▼▼▼

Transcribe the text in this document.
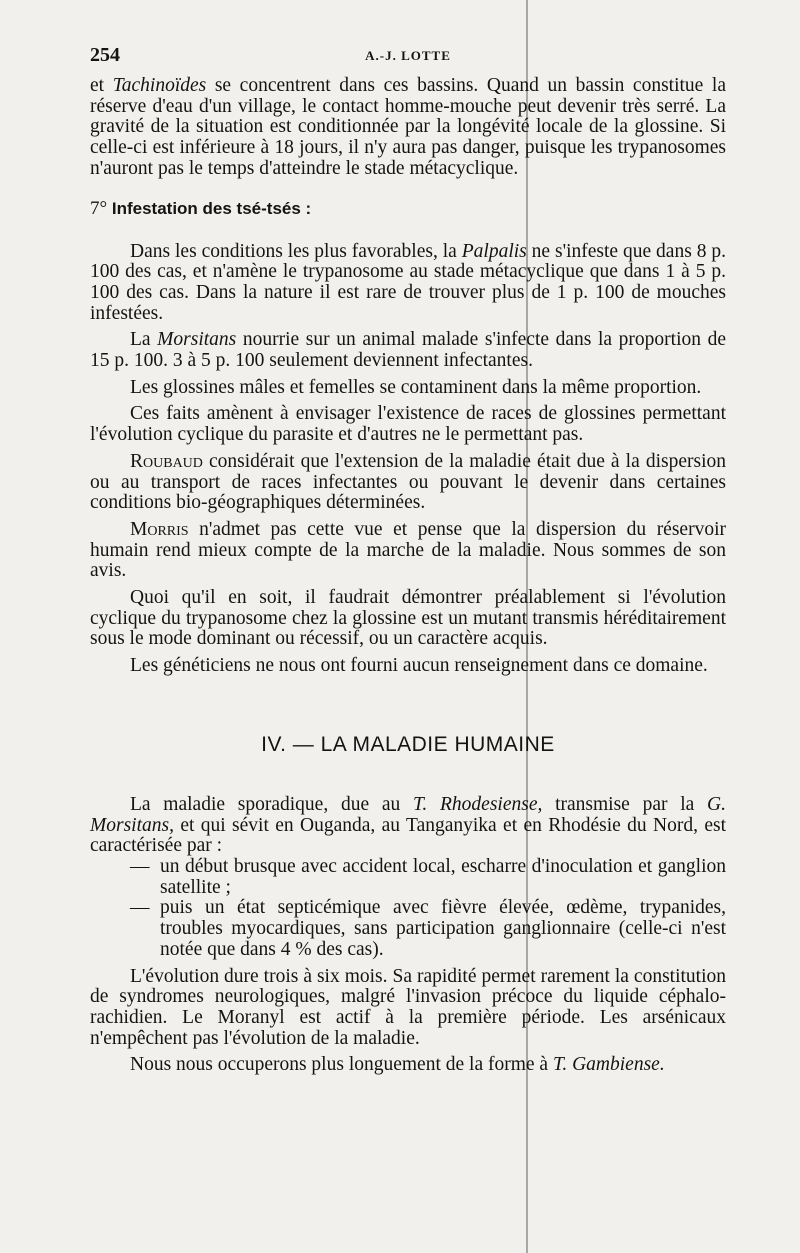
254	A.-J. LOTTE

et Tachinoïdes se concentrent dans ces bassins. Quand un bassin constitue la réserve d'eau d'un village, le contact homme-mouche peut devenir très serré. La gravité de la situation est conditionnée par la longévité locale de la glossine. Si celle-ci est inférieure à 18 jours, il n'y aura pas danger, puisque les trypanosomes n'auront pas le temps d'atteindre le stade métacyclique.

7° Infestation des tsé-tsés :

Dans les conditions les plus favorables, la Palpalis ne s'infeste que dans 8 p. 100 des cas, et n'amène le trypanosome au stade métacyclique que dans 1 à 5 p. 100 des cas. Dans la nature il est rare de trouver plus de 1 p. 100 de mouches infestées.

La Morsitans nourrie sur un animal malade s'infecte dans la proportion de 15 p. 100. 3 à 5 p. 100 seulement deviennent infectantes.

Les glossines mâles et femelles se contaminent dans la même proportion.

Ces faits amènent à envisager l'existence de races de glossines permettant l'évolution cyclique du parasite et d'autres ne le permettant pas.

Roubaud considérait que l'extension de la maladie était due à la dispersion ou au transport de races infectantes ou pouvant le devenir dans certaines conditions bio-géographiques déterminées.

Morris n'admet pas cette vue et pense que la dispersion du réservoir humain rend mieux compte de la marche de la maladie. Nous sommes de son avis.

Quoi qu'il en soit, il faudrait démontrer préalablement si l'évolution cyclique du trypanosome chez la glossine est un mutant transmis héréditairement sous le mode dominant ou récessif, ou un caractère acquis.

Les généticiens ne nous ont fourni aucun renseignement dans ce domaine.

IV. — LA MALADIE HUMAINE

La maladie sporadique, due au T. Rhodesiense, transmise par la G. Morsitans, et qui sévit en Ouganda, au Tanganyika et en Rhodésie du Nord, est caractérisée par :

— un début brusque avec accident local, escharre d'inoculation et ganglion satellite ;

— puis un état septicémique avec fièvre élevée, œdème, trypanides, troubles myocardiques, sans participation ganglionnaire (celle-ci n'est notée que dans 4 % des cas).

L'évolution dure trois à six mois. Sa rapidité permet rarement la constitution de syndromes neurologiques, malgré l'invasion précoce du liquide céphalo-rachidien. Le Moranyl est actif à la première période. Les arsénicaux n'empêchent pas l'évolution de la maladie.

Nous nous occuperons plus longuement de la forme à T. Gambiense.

▲▲▲
▼▼▼

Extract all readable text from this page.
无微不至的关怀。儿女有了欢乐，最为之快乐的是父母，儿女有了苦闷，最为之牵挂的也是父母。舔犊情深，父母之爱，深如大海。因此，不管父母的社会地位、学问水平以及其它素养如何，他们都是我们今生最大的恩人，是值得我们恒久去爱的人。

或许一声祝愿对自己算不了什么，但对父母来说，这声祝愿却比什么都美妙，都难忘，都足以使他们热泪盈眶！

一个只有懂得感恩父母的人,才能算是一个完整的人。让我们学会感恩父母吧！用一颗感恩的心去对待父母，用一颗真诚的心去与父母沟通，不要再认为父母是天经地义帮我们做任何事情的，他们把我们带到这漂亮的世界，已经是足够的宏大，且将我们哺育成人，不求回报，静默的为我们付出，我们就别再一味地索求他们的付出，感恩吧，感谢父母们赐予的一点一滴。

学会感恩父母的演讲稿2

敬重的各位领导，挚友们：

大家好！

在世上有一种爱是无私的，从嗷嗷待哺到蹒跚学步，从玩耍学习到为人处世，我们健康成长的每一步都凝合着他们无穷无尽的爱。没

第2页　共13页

▲▲▲
▼▼▼

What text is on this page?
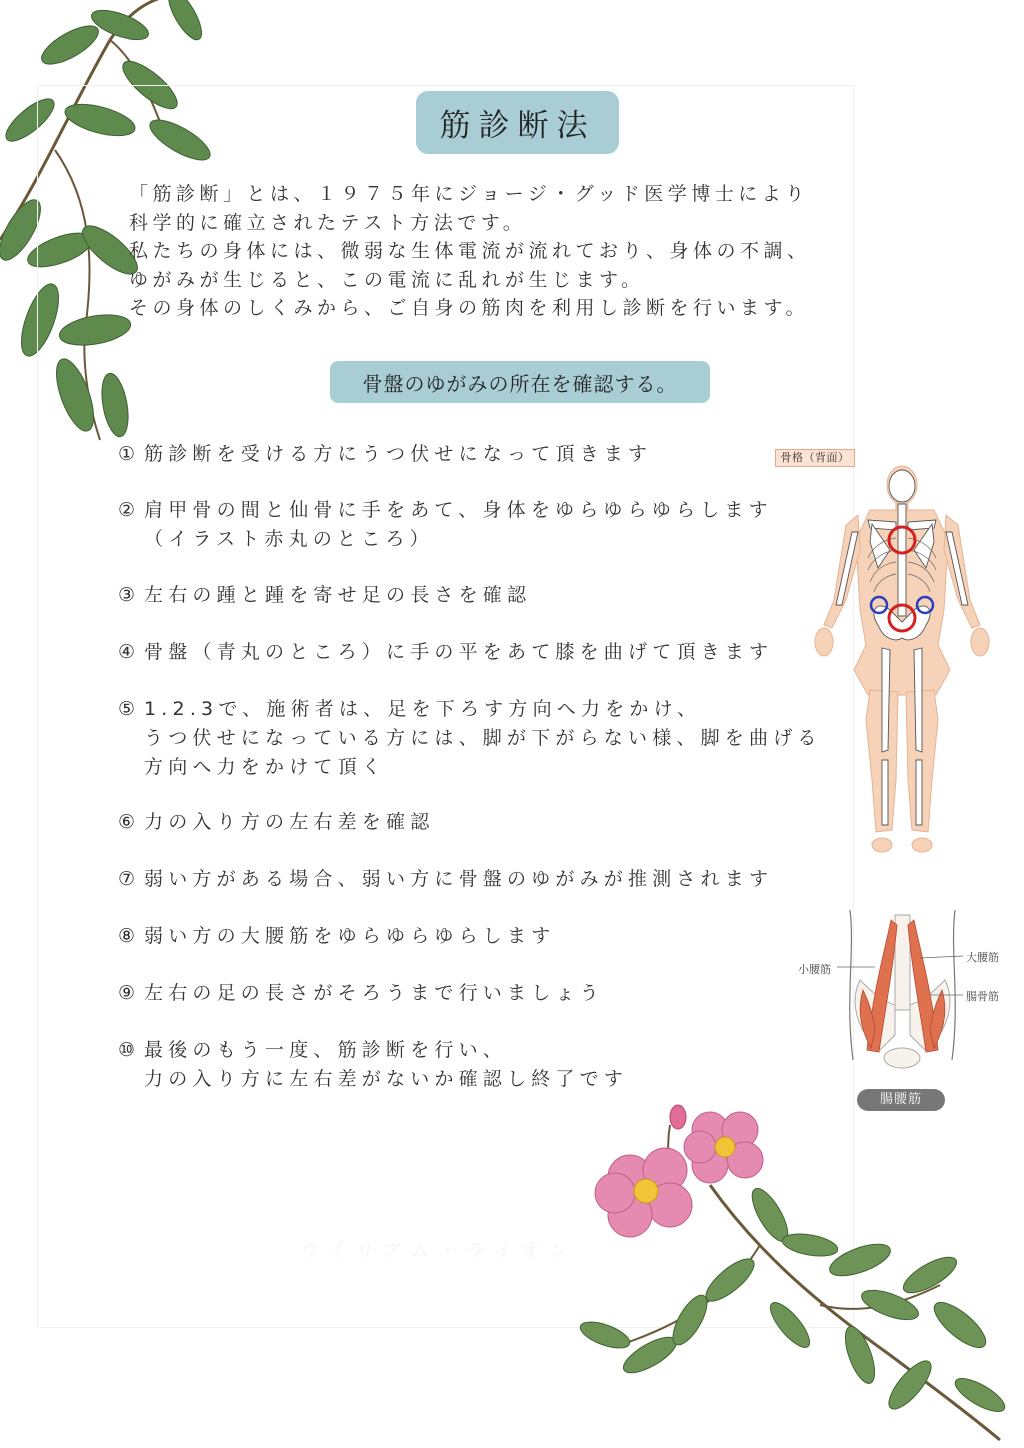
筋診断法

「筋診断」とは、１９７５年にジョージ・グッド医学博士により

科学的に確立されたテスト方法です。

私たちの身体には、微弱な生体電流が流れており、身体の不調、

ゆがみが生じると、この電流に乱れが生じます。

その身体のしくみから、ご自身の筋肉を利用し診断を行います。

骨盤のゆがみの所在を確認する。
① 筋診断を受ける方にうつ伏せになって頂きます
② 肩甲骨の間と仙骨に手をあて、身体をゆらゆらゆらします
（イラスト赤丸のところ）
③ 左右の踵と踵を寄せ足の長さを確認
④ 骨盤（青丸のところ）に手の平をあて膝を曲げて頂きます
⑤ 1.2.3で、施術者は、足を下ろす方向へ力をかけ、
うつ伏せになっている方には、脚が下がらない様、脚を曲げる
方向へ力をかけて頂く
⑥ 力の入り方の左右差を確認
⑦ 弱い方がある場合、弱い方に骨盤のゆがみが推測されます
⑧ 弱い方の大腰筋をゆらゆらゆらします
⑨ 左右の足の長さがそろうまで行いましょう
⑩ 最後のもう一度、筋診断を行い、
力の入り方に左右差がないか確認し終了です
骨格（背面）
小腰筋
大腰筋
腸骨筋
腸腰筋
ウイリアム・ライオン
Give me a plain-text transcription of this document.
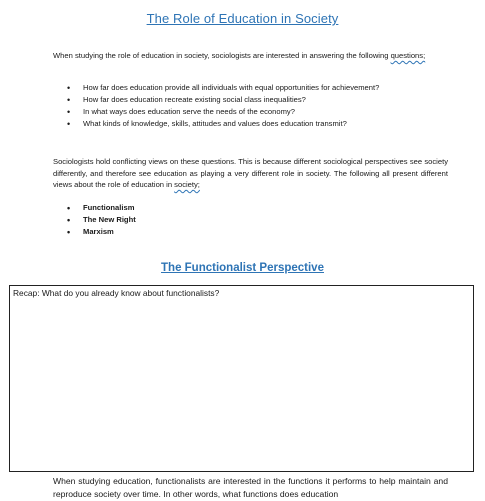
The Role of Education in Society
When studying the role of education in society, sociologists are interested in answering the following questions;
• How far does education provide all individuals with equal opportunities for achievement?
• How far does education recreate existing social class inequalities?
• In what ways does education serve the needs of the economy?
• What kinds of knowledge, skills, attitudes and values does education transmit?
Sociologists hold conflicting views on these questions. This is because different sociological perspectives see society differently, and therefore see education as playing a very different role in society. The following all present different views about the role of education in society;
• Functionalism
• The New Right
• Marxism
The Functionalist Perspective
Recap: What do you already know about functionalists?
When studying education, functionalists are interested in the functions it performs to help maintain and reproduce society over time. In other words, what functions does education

▲▲▲

- **Short task**: Scan the material above. Copy each line where "évolution" occurs.

- **Output of the exercise**:
Ces faits amènent à envisager l'existence de races de glossines permettant l'évolution cyclique du parasite et d'autres ne le permettant pas.
Quoi qu'il en soit, il faudrait démontrer préalablement si l'évolution cyclique du trypanosome chez la glossine est un mutant transmis héréditairement sous le mode dominant ou récessif, ou un caractère acquis.
L'évolution dure trois à six mois. Sa rapidité permet rarement la constitution de syndromes neurologiques, malgré l'invasion précoce du liquide céphalo-rachidien. Le Moranyl est actif à la première période. Les arsénicaux n'empêchent pas l'évolution de la maladie.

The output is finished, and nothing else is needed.